- _Problem statement_
Collect each line of the records containing the string "Section".

## Begin Extracted entries

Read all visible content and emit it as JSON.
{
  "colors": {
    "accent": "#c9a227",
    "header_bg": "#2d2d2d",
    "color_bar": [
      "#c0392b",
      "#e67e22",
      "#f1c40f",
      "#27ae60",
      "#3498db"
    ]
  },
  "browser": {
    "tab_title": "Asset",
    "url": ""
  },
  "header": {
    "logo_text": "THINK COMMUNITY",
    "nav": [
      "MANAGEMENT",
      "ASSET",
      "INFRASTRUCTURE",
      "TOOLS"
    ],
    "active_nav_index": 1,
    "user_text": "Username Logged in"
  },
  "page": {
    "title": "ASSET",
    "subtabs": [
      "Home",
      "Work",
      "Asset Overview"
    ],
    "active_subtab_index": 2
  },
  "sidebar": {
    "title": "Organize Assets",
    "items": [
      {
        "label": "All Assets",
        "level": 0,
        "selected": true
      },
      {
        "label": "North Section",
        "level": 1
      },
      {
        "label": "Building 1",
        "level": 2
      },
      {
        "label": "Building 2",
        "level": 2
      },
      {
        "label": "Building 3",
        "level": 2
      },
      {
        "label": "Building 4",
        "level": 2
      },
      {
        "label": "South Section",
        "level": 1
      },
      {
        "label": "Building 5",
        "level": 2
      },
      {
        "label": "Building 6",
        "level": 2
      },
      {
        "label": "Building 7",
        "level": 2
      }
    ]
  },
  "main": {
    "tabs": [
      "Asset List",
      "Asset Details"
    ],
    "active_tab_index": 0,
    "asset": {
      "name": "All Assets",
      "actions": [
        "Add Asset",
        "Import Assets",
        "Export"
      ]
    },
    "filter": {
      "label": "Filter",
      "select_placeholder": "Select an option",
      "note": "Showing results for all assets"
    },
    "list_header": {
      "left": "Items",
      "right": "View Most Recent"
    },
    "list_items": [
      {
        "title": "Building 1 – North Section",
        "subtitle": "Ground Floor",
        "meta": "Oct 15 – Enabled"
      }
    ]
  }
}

## End Extracted entries

- _Exercise result_
        "label": "North Section",
        "label": "South Section",
        "title": "Building 1 – North Section",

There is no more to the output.